Pick out the lines containing "name".

Extracted material |
◇ ◇ ◇
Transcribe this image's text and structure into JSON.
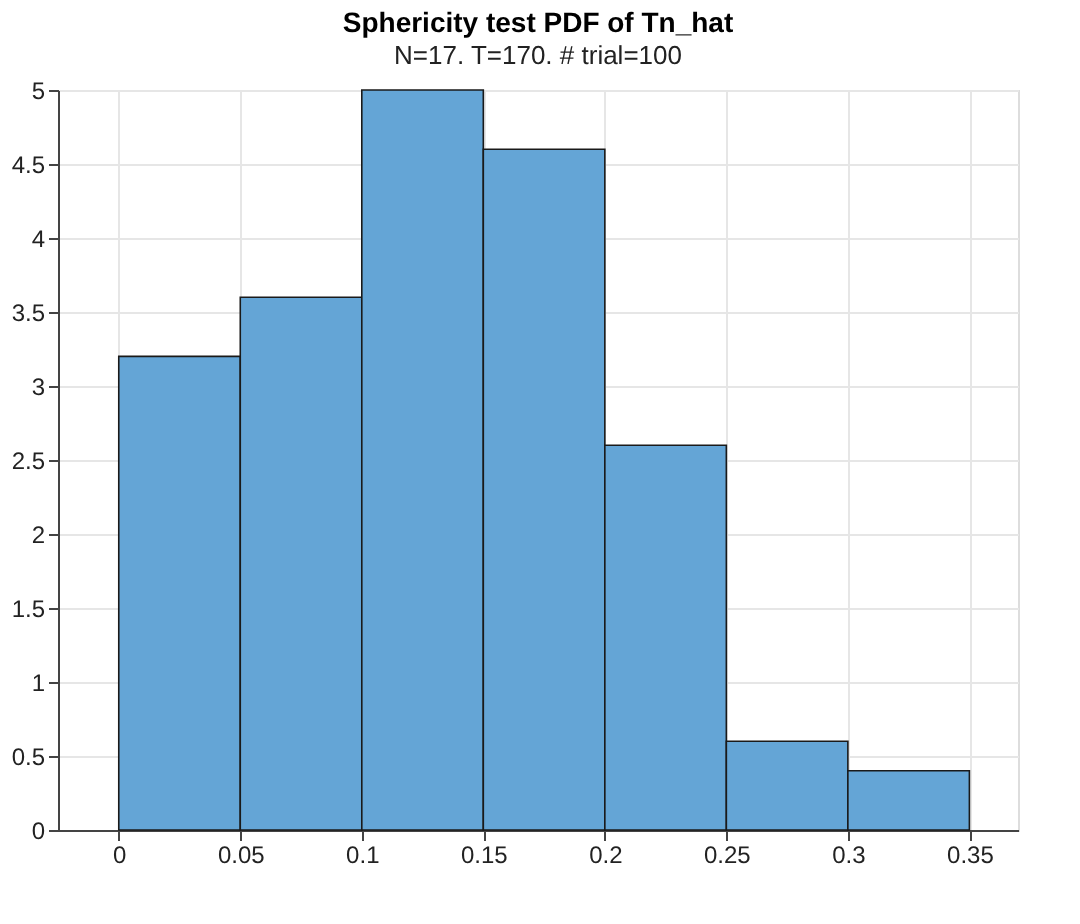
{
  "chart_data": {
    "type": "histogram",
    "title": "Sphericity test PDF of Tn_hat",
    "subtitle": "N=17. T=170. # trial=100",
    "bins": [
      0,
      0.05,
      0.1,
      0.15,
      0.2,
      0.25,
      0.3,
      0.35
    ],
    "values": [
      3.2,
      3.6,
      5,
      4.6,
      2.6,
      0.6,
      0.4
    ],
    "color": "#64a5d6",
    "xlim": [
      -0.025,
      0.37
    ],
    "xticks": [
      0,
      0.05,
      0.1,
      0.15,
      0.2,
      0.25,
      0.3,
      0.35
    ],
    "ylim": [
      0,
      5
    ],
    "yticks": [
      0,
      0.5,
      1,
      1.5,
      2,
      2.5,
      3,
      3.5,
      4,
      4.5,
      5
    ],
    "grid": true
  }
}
◇ ◇ ◇
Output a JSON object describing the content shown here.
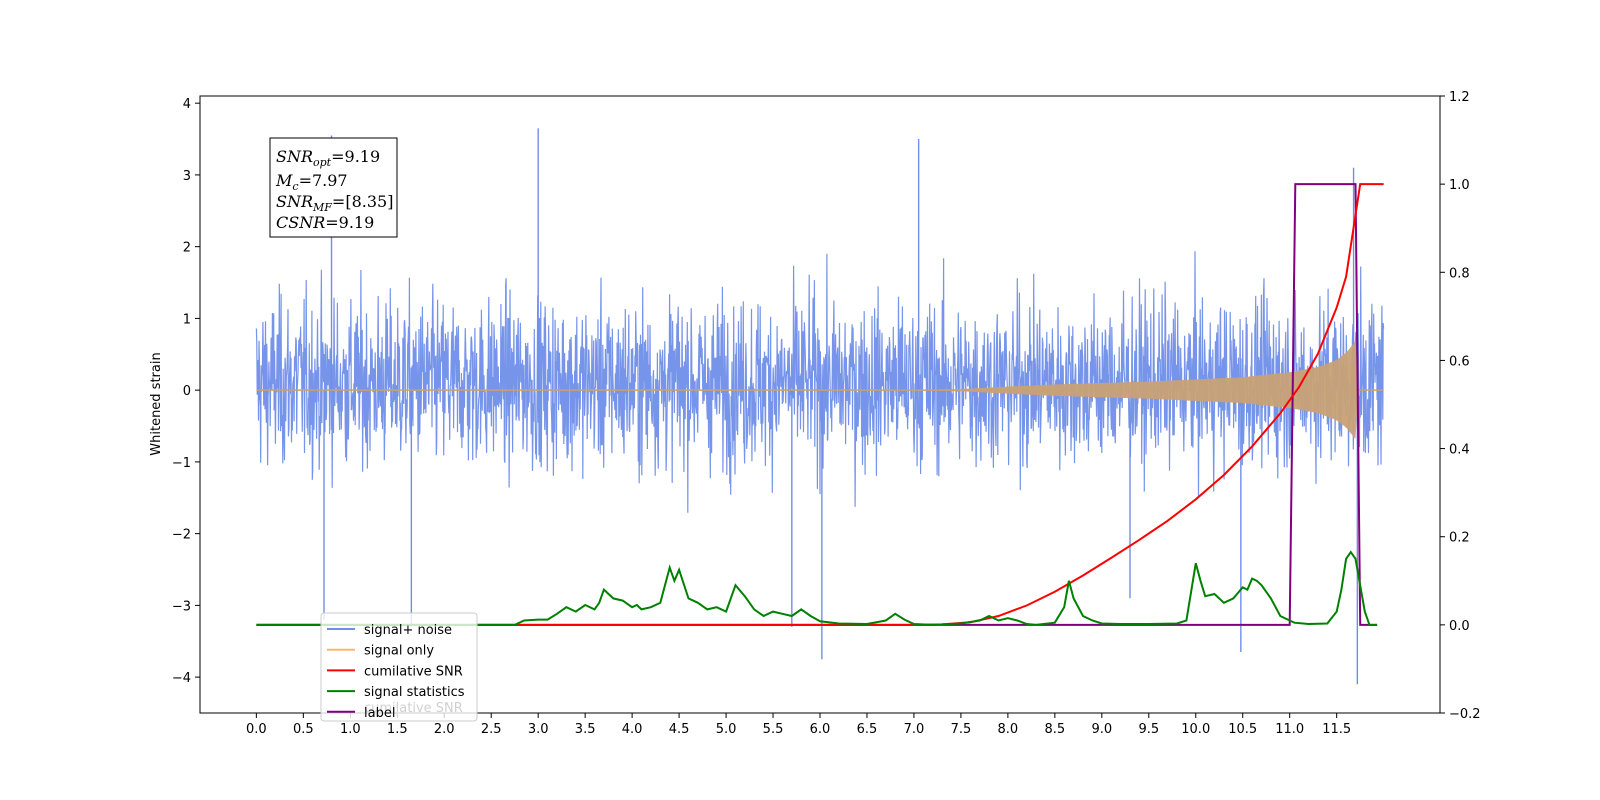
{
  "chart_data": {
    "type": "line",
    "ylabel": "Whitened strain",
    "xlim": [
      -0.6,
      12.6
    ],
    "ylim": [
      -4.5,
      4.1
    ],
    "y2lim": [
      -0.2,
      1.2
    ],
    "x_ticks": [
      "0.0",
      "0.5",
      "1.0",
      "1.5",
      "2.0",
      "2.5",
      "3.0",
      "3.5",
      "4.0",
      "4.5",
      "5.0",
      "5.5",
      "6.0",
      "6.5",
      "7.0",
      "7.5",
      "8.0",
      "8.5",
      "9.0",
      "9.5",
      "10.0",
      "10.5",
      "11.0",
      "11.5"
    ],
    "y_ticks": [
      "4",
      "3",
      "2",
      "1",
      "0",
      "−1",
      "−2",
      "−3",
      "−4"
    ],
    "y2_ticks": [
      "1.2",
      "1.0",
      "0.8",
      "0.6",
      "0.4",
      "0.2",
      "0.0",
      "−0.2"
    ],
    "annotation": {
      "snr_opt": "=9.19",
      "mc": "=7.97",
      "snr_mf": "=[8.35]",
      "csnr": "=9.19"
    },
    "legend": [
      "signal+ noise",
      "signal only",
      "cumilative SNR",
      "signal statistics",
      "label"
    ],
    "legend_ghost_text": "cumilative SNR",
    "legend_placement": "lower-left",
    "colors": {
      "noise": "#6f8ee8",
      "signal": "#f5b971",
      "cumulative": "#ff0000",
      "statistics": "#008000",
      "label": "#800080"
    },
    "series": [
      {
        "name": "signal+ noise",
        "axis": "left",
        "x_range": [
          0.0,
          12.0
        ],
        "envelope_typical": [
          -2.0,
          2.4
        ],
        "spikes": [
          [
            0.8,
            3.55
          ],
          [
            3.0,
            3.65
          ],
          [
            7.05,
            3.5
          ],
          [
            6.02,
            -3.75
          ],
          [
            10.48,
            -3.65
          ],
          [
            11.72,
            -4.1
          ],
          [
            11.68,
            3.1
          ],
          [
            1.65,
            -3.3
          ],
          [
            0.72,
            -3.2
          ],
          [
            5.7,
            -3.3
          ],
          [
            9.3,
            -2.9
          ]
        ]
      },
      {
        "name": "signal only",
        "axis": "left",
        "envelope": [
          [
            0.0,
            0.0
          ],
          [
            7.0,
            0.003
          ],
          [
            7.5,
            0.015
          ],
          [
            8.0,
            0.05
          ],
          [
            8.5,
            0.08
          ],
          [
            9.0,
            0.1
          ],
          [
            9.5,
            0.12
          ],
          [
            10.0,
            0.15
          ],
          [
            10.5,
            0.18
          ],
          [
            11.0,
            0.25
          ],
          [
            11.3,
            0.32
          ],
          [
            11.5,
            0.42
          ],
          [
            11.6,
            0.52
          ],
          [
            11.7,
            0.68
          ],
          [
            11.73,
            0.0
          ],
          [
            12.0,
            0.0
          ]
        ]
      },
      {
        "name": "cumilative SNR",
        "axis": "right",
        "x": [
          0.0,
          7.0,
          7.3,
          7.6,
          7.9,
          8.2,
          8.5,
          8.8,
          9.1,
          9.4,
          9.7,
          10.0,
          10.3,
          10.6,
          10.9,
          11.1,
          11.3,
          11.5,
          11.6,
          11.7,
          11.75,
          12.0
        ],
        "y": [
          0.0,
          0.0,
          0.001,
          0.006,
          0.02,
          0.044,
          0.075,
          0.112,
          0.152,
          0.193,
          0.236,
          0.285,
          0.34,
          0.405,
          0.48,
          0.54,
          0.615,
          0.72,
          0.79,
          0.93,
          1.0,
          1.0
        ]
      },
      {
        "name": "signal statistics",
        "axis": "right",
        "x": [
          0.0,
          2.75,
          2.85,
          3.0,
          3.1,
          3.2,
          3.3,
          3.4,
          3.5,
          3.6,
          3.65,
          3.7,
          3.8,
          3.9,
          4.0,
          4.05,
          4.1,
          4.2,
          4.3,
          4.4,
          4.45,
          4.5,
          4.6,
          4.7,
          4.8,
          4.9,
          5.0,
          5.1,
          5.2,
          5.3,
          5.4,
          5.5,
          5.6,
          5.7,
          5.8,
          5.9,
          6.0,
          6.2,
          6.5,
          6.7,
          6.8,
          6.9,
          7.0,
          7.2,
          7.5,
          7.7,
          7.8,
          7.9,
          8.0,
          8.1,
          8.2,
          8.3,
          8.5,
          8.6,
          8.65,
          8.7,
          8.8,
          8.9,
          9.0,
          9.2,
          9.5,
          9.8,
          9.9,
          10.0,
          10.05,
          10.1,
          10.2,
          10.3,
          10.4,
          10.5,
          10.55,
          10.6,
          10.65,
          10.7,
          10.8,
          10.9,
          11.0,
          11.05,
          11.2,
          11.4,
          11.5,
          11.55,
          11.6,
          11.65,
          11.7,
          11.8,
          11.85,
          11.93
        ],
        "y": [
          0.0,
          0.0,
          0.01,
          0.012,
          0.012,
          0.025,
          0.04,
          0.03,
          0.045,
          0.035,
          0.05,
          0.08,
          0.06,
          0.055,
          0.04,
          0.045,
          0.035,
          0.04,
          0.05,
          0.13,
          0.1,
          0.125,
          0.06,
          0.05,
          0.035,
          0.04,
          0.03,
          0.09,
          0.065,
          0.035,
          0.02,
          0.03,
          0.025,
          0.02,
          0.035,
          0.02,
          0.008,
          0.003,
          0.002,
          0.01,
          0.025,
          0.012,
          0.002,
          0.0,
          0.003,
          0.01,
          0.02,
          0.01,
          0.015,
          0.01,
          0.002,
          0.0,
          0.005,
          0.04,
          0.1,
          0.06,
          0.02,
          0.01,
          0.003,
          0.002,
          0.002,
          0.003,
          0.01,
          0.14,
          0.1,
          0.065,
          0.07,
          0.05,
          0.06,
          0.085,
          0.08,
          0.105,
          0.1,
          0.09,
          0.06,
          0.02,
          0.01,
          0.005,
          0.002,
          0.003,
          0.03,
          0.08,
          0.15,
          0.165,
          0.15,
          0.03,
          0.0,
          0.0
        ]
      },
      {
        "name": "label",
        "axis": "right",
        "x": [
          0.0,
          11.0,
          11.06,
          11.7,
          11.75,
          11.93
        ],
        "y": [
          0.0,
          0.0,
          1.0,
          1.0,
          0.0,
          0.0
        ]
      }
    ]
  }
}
◇ ◇ ◇
Exercise response |
        "name": "signal+ noise",
        "name": "signal only",
        "name": "cumilative SNR",
        "name": "signal statistics",
        "name": "label",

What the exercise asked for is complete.